PROBLEM:
Quote all entries in full, exactly.

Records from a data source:
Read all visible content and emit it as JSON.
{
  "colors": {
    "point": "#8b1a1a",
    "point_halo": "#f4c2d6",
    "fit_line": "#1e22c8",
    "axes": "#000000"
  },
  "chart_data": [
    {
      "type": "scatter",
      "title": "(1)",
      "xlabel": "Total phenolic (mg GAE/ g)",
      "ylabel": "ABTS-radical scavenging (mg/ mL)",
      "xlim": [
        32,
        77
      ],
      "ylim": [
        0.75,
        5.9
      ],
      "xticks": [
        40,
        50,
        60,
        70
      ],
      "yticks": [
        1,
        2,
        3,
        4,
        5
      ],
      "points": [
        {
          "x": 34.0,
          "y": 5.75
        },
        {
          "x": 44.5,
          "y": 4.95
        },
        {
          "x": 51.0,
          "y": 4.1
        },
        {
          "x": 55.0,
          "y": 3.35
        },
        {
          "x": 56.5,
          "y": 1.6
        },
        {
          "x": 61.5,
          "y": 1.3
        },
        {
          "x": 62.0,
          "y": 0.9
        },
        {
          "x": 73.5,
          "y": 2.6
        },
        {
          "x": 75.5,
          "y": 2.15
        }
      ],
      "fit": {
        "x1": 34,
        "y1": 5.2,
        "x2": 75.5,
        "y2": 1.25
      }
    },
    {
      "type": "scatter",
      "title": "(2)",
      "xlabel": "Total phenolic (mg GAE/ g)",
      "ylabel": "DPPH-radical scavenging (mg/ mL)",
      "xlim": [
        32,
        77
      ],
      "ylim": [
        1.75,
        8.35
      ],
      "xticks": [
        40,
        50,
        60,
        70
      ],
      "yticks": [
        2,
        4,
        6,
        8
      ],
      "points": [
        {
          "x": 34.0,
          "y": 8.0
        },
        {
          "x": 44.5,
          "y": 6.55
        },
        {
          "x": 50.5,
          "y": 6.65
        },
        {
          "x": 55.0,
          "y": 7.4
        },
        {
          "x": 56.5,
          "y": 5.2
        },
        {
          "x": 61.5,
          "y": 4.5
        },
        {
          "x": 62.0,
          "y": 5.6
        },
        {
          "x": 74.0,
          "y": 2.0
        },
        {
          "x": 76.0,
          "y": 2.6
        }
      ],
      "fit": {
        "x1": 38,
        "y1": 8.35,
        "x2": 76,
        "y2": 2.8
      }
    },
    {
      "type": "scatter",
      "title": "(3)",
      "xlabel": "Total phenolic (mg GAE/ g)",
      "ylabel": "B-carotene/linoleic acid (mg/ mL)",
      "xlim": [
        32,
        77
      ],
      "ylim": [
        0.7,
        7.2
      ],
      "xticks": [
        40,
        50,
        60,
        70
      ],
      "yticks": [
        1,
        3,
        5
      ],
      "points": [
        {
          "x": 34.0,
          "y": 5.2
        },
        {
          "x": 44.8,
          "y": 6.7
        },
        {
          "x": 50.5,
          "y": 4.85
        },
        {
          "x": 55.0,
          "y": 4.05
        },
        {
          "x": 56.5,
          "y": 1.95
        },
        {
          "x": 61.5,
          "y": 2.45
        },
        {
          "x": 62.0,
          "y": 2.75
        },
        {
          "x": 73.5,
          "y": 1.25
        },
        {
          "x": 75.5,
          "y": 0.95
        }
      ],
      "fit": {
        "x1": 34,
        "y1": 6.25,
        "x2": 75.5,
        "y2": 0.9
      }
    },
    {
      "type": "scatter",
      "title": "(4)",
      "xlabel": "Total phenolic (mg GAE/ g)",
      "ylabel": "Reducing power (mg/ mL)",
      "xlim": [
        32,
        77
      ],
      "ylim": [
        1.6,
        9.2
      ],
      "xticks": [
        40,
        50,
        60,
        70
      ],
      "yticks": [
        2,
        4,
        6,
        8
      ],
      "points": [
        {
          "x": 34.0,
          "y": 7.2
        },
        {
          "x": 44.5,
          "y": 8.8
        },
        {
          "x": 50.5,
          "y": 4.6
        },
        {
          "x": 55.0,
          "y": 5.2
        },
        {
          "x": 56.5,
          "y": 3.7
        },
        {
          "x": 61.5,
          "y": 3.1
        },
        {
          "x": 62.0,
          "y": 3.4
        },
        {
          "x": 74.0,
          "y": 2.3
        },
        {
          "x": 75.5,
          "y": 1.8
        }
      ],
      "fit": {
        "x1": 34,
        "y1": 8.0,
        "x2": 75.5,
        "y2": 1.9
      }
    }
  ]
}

RESPONSE TO THE TASK:
Read all visible content and emit it as JSON.
{
  "colors": {
    "point": "#8b1a1a",
    "point_halo": "#f4c2d6",
    "fit_line": "#1e22c8",
    "axes": "#000000"
  },
  "chart_data": [
    {
      "type": "scatter",
      "title": "(1)",
      "xlabel": "Total phenolic (mg GAE/ g)",
      "ylabel": "ABTS-radical scavenging (mg/ mL)",
      "xlim": [
        32,
        77
      ],
      "ylim": [
        0.75,
        5.9
      ],
      "xticks": [
        40,
        50,
        60,
        70
      ],
      "yticks": [
        1,
        2,
        3,
        4,
        5
      ],
      "points": [
        {
          "x": 34.0,
          "y": 5.75
        },
        {
          "x": 44.5,
          "y": 4.95
        },
        {
          "x": 51.0,
          "y": 4.1
        },
        {
          "x": 55.0,
          "y": 3.35
        },
        {
          "x": 56.5,
          "y": 1.6
        },
        {
          "x": 61.5,
          "y": 1.3
        },
        {
          "x": 62.0,
          "y": 0.9
        },
        {
          "x": 73.5,
          "y": 2.6
        },
        {
          "x": 75.5,
          "y": 2.15
        }
      ],
      "fit": {
        "x1": 34,
        "y1": 5.2,
        "x2": 75.5,
        "y2": 1.25
      }
    },
    {
      "type": "scatter",
      "title": "(2)",
      "xlabel": "Total phenolic (mg GAE/ g)",
      "ylabel": "DPPH-radical scavenging (mg/ mL)",
      "xlim": [
        32,
        77
      ],
      "ylim": [
        1.75,
        8.35
      ],
      "xticks": [
        40,
        50,
        60,
        70
      ],
      "yticks": [
        2,
        4,
        6,
        8
      ],
      "points": [
        {
          "x": 34.0,
          "y": 8.0
        },
        {
          "x": 44.5,
          "y": 6.55
        },
        {
          "x": 50.5,
          "y": 6.65
        },
        {
          "x": 55.0,
          "y": 7.4
        },
        {
          "x": 56.5,
          "y": 5.2
        },
        {
          "x": 61.5,
          "y": 4.5
        },
        {
          "x": 62.0,
          "y": 5.6
        },
        {
          "x": 74.0,
          "y": 2.0
        },
        {
          "x": 76.0,
          "y": 2.6
        }
      ],
      "fit": {
        "x1": 38,
        "y1": 8.35,
        "x2": 76,
        "y2": 2.8
      }
    },
    {
      "type": "scatter",
      "title": "(3)",
      "xlabel": "Total phenolic (mg GAE/ g)",
      "ylabel": "B-carotene/linoleic acid (mg/ mL)",
      "xlim": [
        32,
        77
      ],
      "ylim": [
        0.7,
        7.2
      ],
      "xticks": [
        40,
        50,
        60,
        70
      ],
      "yticks": [
        1,
        3,
        5
      ],
      "points": [
        {
          "x": 34.0,
          "y": 5.2
        },
        {
          "x": 44.8,
          "y": 6.7
        },
        {
          "x": 50.5,
          "y": 4.85
        },
        {
          "x": 55.0,
          "y": 4.05
        },
        {
          "x": 56.5,
          "y": 1.95
        },
        {
          "x": 61.5,
          "y": 2.45
        },
        {
          "x": 62.0,
          "y": 2.75
        },
        {
          "x": 73.5,
          "y": 1.25
        },
        {
          "x": 75.5,
          "y": 0.95
        }
      ],
      "fit": {
        "x1": 34,
        "y1": 6.25,
        "x2": 75.5,
        "y2": 0.9
      }
    },
    {
      "type": "scatter",
      "title": "(4)",
      "xlabel": "Total phenolic (mg GAE/ g)",
      "ylabel": "Reducing power (mg/ mL)",
      "xlim": [
        32,
        77
      ],
      "ylim": [
        1.6,
        9.2
      ],
      "xticks": [
        40,
        50,
        60,
        70
      ],
      "yticks": [
        2,
        4,
        6,
        8
      ],
      "points": [
        {
          "x": 34.0,
          "y": 7.2
        },
        {
          "x": 44.5,
          "y": 8.8
        },
        {
          "x": 50.5,
          "y": 4.6
        },
        {
          "x": 55.0,
          "y": 5.2
        },
        {
          "x": 56.5,
          "y": 3.7
        },
        {
          "x": 61.5,
          "y": 3.1
        },
        {
          "x": 62.0,
          "y": 3.4
        },
        {
          "x": 74.0,
          "y": 2.3
        },
        {
          "x": 75.5,
          "y": 1.8
        }
      ],
      "fit": {
        "x1": 34,
        "y1": 8.0,
        "x2": 75.5,
        "y2": 1.9
      }
    }
  ]
}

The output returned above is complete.